* start Data to process *
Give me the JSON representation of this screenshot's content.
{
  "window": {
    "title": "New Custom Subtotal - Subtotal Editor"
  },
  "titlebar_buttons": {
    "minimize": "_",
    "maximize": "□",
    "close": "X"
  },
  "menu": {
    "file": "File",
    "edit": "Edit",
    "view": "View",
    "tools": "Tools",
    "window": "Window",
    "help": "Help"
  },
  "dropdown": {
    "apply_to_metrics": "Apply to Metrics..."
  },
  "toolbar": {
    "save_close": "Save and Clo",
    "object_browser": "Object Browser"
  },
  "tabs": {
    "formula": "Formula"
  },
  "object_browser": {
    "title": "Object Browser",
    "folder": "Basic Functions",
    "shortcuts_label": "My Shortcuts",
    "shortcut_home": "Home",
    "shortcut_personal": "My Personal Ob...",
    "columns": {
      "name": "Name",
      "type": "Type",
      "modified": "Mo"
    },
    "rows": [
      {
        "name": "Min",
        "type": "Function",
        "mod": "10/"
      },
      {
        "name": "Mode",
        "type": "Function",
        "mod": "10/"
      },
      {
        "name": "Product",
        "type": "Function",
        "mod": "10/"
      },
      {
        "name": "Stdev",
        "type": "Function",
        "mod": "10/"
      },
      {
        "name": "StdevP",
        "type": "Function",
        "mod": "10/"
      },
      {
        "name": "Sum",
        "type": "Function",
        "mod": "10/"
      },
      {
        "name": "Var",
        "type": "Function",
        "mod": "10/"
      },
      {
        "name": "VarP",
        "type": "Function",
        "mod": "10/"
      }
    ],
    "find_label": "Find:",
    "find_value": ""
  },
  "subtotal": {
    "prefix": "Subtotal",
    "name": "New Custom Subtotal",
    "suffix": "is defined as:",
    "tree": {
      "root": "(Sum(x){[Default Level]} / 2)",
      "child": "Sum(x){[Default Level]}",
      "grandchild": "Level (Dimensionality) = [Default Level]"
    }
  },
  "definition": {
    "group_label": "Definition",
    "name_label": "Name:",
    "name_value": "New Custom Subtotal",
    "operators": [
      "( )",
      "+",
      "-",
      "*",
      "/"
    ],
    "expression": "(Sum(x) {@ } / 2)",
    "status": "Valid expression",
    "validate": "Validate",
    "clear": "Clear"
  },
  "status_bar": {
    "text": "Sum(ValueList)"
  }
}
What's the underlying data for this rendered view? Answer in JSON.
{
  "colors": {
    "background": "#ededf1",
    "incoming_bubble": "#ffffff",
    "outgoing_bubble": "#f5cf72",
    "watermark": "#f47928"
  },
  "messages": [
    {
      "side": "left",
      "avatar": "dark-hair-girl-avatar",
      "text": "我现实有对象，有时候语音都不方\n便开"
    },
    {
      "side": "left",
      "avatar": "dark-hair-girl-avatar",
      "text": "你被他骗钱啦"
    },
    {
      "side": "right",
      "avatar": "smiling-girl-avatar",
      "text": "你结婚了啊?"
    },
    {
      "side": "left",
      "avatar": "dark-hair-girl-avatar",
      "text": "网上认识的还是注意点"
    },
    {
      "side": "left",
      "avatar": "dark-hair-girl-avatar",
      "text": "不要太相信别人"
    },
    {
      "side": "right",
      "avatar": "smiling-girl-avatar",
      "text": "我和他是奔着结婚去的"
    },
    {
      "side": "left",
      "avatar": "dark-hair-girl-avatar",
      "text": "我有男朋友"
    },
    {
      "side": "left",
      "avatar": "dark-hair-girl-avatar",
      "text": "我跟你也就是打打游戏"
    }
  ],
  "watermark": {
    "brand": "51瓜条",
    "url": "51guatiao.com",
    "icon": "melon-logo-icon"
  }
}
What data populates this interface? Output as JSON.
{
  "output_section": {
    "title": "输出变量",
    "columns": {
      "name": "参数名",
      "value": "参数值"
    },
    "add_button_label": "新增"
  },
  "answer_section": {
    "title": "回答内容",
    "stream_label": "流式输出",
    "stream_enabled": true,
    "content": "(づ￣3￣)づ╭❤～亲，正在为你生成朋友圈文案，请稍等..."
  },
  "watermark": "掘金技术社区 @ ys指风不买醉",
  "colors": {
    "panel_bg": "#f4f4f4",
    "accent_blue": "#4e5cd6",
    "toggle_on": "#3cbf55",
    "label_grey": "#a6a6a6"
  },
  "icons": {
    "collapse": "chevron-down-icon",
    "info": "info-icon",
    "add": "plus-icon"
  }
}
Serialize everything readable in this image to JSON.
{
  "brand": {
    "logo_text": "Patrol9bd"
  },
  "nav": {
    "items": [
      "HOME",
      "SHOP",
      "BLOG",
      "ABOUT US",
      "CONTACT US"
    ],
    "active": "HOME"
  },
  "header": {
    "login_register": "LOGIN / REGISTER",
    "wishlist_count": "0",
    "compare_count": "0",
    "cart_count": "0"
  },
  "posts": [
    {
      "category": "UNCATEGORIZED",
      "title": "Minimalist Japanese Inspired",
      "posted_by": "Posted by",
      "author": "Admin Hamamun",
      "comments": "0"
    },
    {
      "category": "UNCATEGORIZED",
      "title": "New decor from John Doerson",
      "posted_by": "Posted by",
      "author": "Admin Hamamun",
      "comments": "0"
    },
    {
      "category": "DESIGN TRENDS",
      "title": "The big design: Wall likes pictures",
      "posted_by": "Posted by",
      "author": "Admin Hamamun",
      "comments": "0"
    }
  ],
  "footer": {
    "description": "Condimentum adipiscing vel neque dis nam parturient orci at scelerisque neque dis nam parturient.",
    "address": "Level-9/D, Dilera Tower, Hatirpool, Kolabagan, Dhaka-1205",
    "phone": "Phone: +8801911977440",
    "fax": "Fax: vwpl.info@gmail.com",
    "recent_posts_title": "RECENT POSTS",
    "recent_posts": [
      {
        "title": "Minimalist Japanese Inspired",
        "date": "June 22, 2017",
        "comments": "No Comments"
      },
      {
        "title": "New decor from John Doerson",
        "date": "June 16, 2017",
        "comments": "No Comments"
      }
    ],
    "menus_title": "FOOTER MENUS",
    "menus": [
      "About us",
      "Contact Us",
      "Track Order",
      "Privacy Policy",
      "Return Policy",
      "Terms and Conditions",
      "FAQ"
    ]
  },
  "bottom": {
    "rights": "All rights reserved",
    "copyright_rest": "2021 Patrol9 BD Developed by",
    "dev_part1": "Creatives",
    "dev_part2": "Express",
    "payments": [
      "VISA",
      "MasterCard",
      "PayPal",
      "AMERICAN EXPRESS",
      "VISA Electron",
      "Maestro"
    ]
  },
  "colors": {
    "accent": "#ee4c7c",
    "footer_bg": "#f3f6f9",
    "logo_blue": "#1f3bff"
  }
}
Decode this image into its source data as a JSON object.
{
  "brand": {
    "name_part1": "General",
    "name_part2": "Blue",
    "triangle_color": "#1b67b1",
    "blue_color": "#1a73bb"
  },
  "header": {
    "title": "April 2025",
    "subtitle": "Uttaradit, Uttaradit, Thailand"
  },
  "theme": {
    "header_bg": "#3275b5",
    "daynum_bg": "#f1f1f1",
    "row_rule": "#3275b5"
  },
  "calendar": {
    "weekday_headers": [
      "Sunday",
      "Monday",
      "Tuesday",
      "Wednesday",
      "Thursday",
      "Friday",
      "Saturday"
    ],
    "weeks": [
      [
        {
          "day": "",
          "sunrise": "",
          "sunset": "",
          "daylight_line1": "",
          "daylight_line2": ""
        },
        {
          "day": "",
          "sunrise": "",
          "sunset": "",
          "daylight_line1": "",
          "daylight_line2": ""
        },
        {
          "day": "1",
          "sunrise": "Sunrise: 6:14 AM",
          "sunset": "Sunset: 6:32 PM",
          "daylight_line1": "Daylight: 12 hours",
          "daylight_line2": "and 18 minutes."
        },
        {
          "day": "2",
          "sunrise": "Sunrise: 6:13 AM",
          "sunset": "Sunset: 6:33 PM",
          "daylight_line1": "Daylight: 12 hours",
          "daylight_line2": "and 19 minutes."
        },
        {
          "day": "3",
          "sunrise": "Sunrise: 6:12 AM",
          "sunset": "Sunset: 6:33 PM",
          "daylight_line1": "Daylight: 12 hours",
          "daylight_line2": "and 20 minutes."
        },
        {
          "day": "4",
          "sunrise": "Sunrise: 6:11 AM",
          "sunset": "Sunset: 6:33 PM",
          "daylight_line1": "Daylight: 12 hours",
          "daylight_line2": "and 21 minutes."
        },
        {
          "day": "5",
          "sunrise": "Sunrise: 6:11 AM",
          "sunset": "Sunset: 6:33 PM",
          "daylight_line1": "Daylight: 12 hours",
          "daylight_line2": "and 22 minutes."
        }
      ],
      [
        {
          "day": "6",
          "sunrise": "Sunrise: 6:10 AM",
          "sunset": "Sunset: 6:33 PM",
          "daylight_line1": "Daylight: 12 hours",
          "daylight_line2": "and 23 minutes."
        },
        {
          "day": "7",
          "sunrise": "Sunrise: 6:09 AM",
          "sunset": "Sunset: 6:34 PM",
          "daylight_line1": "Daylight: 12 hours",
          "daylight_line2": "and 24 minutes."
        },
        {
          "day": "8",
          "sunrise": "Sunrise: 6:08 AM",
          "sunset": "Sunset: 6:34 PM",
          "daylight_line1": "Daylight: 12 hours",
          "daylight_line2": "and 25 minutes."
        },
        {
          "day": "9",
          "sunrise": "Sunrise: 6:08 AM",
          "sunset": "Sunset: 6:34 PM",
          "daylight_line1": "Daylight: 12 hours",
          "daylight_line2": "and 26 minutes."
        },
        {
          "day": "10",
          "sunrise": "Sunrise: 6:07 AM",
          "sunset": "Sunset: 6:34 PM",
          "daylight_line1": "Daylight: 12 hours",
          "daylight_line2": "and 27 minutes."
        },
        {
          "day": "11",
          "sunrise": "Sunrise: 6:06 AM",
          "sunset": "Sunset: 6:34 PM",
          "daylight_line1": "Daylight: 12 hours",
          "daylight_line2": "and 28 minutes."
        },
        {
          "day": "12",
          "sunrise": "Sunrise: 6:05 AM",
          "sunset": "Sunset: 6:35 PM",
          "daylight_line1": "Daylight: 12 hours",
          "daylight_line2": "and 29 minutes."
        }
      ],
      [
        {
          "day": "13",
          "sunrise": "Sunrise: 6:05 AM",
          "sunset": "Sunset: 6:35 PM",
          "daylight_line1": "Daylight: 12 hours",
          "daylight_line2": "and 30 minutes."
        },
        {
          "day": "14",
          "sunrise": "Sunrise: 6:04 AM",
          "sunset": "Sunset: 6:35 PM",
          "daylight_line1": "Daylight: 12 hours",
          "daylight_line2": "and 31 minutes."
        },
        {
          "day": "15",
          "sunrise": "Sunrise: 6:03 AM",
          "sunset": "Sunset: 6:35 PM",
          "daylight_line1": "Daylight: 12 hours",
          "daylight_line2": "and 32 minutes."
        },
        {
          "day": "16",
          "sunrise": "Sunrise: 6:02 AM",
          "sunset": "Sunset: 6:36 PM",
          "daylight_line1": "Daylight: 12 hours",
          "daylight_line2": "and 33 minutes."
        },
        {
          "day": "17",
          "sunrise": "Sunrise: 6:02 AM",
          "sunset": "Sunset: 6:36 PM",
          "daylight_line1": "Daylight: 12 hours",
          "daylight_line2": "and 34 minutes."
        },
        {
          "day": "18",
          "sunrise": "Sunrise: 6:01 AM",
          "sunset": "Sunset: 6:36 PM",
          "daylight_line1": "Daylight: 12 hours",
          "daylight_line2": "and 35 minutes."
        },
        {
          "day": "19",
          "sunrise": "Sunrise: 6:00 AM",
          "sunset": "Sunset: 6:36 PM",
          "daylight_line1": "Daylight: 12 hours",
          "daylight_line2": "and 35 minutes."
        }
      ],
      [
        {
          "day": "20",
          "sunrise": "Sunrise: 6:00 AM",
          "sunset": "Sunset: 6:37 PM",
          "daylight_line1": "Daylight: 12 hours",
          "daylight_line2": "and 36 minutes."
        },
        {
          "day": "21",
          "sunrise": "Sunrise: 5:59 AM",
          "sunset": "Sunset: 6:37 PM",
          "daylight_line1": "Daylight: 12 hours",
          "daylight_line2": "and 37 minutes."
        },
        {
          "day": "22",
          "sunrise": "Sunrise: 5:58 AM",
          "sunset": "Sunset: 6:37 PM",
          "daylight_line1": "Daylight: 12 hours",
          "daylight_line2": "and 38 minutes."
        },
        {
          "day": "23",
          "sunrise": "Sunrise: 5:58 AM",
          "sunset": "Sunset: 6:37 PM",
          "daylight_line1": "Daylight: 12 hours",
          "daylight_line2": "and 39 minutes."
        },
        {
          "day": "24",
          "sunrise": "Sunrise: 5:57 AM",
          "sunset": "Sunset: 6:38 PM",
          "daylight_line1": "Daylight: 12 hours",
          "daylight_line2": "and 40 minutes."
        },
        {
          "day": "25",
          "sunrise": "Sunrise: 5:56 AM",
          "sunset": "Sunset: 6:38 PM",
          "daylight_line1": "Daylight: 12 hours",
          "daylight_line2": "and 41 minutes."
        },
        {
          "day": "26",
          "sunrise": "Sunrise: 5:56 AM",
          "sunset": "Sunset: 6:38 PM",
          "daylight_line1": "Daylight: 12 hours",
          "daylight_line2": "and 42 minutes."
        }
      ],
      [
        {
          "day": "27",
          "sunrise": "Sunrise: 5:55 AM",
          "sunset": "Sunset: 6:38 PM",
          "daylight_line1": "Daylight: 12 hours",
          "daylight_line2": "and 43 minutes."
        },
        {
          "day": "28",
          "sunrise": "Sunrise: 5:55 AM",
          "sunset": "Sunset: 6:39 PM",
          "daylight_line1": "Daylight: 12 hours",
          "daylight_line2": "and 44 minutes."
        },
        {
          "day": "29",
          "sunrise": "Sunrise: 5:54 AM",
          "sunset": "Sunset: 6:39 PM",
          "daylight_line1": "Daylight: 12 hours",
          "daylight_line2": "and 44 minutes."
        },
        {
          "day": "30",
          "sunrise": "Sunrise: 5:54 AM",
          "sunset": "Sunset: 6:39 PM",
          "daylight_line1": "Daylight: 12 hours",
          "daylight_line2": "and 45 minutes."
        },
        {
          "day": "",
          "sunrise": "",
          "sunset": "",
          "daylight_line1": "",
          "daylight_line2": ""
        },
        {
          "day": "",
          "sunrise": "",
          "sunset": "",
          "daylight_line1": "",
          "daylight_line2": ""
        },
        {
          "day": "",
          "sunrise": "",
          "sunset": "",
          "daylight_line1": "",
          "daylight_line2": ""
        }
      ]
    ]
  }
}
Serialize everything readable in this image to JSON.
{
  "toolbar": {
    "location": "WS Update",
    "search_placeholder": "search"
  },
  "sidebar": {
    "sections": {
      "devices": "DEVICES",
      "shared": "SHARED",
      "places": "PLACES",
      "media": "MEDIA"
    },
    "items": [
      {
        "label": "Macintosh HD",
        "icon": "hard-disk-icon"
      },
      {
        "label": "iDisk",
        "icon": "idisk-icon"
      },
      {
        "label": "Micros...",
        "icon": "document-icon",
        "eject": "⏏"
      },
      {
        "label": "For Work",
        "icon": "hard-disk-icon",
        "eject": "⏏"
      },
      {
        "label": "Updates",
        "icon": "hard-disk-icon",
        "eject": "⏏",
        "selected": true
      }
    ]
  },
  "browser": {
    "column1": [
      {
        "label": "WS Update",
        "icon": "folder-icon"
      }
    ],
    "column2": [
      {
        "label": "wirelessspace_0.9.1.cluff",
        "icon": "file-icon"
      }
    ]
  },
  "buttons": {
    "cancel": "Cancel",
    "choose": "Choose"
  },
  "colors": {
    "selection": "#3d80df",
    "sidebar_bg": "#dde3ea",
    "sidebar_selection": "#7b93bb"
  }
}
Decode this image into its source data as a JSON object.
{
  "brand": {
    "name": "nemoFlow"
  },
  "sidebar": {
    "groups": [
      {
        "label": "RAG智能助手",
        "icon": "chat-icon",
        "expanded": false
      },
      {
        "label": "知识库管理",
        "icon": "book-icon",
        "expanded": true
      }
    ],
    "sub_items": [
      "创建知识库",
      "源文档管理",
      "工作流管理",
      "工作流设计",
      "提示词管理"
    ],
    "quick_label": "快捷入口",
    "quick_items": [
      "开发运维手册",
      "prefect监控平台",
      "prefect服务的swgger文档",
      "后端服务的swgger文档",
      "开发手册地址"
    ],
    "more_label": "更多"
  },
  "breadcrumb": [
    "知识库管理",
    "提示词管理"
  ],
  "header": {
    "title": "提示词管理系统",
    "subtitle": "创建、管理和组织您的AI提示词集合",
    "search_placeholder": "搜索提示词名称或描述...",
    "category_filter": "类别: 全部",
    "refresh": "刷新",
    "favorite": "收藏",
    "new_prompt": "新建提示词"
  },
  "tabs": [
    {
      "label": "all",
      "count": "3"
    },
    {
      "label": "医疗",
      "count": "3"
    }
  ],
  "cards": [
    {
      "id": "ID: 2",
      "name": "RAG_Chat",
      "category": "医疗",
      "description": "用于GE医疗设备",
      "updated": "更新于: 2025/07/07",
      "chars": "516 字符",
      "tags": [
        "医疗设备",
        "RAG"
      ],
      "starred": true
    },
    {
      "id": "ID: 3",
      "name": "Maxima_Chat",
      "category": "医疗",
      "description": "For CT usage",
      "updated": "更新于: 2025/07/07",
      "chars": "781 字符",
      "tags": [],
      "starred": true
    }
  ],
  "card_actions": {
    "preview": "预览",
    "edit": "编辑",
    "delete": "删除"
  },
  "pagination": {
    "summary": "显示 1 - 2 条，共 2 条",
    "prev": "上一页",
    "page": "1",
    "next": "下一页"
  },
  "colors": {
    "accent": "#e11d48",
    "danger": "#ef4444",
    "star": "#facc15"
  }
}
* end Data to process *
Pick each line holding the word "JSON" out of the data and copy it.

Give me the JSON representation of this screenshot's content.
What's the underlying data for this rendered view? Answer in JSON.
What data populates this interface? Output as JSON.
Serialize everything readable in this image to JSON.
Decode this image into its source data as a JSON object.
Serialize everything readable in this image to JSON.
Decode this image into its source data as a JSON object.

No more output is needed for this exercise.